[Start of PROVIDED DATA]

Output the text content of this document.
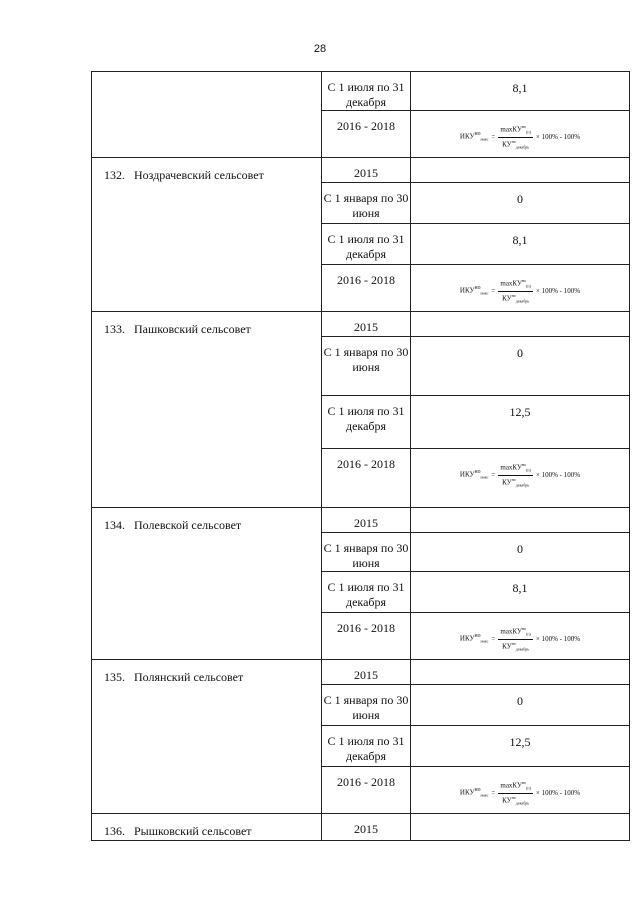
28
	С 1 июля по 31 декабря	8,1

	2016 - 2018	$ИКУ^{но}_{макс} = \frac{\max КУ^{но}_{(п)}}{КУ^{но}_{декабрь}} \times 100\% - 100\%$

132. Ноздрачевский сельсовет	2015	

	С 1 января по 30 июня	0

	С 1 июля по 31 декабря	8,1

	2016 - 2018	$ИКУ^{но}_{макс} = \frac{\max КУ^{но}_{(п)}}{КУ^{но}_{декабрь}} \times 100\% - 100\%$

133. Пашковский сельсовет	2015	

	С 1 января по 30 июня	0

	С 1 июля по 31 декабря	12,5

	2016 - 2018	$ИКУ^{но}_{макс} = \frac{\max КУ^{но}_{(п)}}{КУ^{но}_{декабрь}} \times 100\% - 100\%$

134. Полевской сельсовет	2015	

	С 1 января по 30 июня	0

	С 1 июля по 31 декабря	8,1

	2016 - 2018	$ИКУ^{но}_{макс} = \frac{\max КУ^{но}_{(п)}}{КУ^{но}_{декабрь}} \times 100\% - 100\%$

135. Полянский сельсовет	2015	

	С 1 января по 30 июня	0

	С 1 июля по 31 декабря	12,5

	2016 - 2018	$ИКУ^{но}_{макс} = \frac{\max КУ^{но}_{(п)}}{КУ^{но}_{декабрь}} \times 100\% - 100\%$

136. Рышковский сельсовет	2015	
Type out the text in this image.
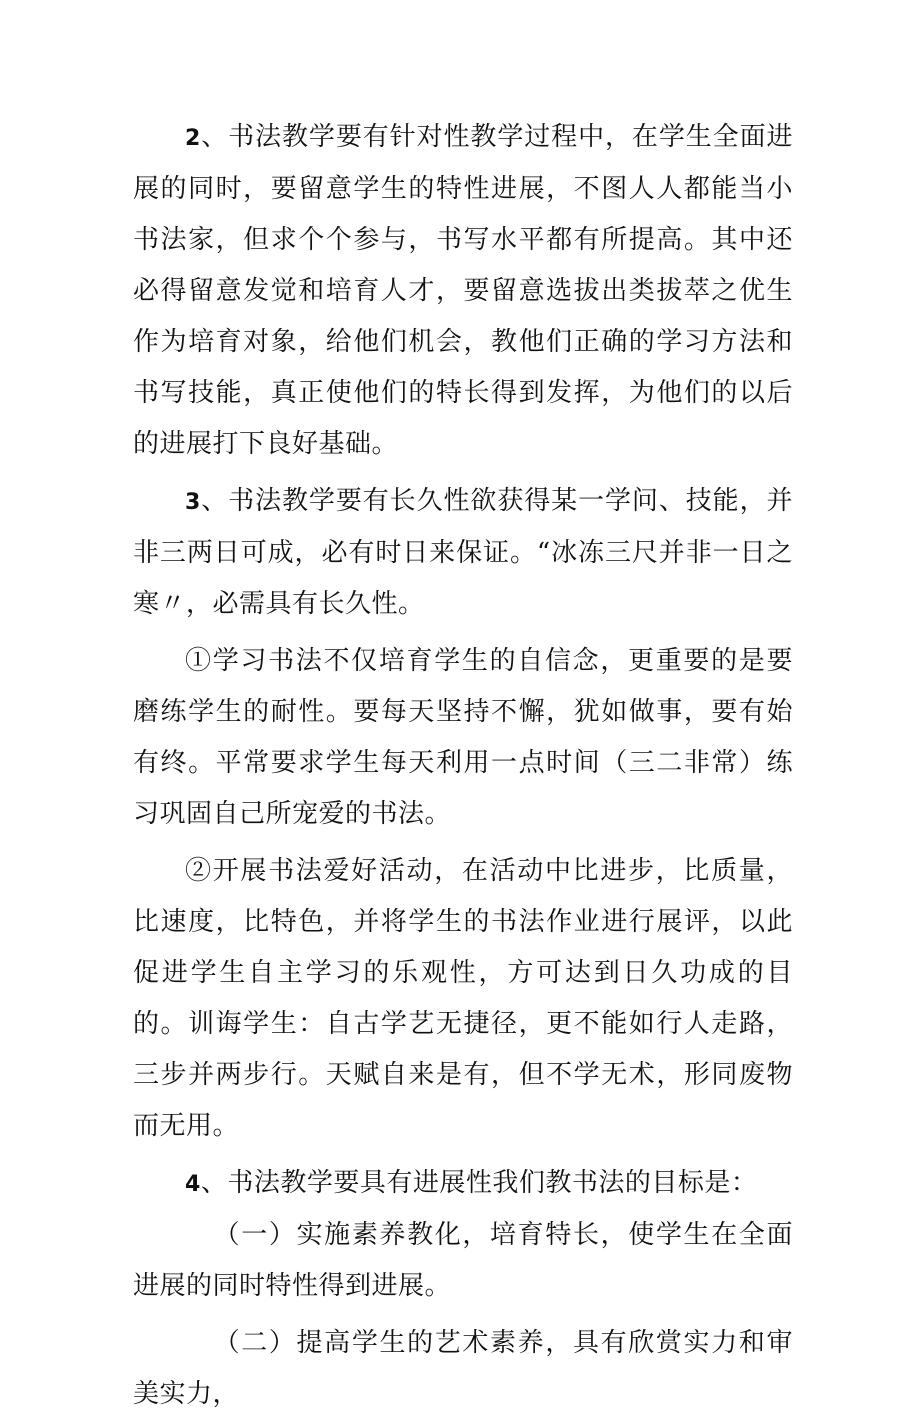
2、书法教学要有针对性教学过程中，在学生全面进展的同时，要留意学生的特性进展，不图人人都能当小书法家，但求个个参与，书写水平都有所提高。其中还必得留意发觉和培育人才，要留意选拔出类拔萃之优生作为培育对象，给他们机会，教他们正确的学习方法和书写技能，真正使他们的特长得到发挥，为他们的以后的进展打下良好基础。

3、书法教学要有长久性欲获得某一学问、技能，并非三两日可成，必有时日来保证。“冰冻三尺并非一日之寒〃，必需具有长久性。

①学习书法不仅培育学生的自信念，更重要的是要磨练学生的耐性。要每天坚持不懈，犹如做事，要有始有终。平常要求学生每天利用一点时间（三二非常）练习巩固自己所宠爱的书法。

②开展书法爱好活动，在活动中比进步，比质量，比速度，比特色，并将学生的书法作业进行展评，以此促进学生自主学习的乐观性，方可达到日久功成的目的。训诲学生：自古学艺无捷径，更不能如行人走路，三步并两步行。天赋自来是有，但不学无术，形同废物而无用。

4、书法教学要具有进展性我们教书法的目标是：

（一）实施素养教化，培育特长，使学生在全面进展的同时特性得到进展。

（二）提高学生的艺术素养，具有欣赏实力和审美实力，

[End of PROVIDED DATA]

● **WHAT TO WORK ON**: Write the full listing out again with every line unchanged, but include no pictures.

● **RESULT**:
Output the text content of this document.
28
	С 1 июля по 31 декабря	8,1

	2016 - 2018	$ИКУ^{но}_{макс} = \frac{\max КУ^{но}_{(п)}}{КУ^{но}_{декабрь}} \times 100\% - 100\%$

132. Ноздрачевский сельсовет	2015	

	С 1 января по 30 июня	0

	С 1 июля по 31 декабря	8,1

	2016 - 2018	$ИКУ^{но}_{макс} = \frac{\max КУ^{но}_{(п)}}{КУ^{но}_{декабрь}} \times 100\% - 100\%$

133. Пашковский сельсовет	2015	

	С 1 января по 30 июня	0

	С 1 июля по 31 декабря	12,5

	2016 - 2018	$ИКУ^{но}_{макс} = \frac{\max КУ^{но}_{(п)}}{КУ^{но}_{декабрь}} \times 100\% - 100\%$

134. Полевской сельсовет	2015	

	С 1 января по 30 июня	0

	С 1 июля по 31 декабря	8,1

	2016 - 2018	$ИКУ^{но}_{макс} = \frac{\max КУ^{но}_{(п)}}{КУ^{но}_{декабрь}} \times 100\% - 100\%$

135. Полянский сельсовет	2015	

	С 1 января по 30 июня	0

	С 1 июля по 31 декабря	12,5

	2016 - 2018	$ИКУ^{но}_{макс} = \frac{\max КУ^{но}_{(п)}}{КУ^{но}_{декабрь}} \times 100\% - 100\%$

136. Рышковский сельсовет	2015	
Type out the text in this image.
2、书法教学要有针对性教学过程中，在学生全面进展的同时，要留意学生的特性进展，不图人人都能当小书法家，但求个个参与，书写水平都有所提高。其中还必得留意发觉和培育人才，要留意选拔出类拔萃之优生作为培育对象，给他们机会，教他们正确的学习方法和书写技能，真正使他们的特长得到发挥，为他们的以后的进展打下良好基础。

3、书法教学要有长久性欲获得某一学问、技能，并非三两日可成，必有时日来保证。“冰冻三尺并非一日之寒〃，必需具有长久性。

①学习书法不仅培育学生的自信念，更重要的是要磨练学生的耐性。要每天坚持不懈，犹如做事，要有始有终。平常要求学生每天利用一点时间（三二非常）练习巩固自己所宠爱的书法。

②开展书法爱好活动，在活动中比进步，比质量，比速度，比特色，并将学生的书法作业进行展评，以此促进学生自主学习的乐观性，方可达到日久功成的目的。训诲学生：自古学艺无捷径，更不能如行人走路，三步并两步行。天赋自来是有，但不学无术，形同废物而无用。

4、书法教学要具有进展性我们教书法的目标是：

（一）实施素养教化，培育特长，使学生在全面进展的同时特性得到进展。

（二）提高学生的艺术素养，具有欣赏实力和审美实力，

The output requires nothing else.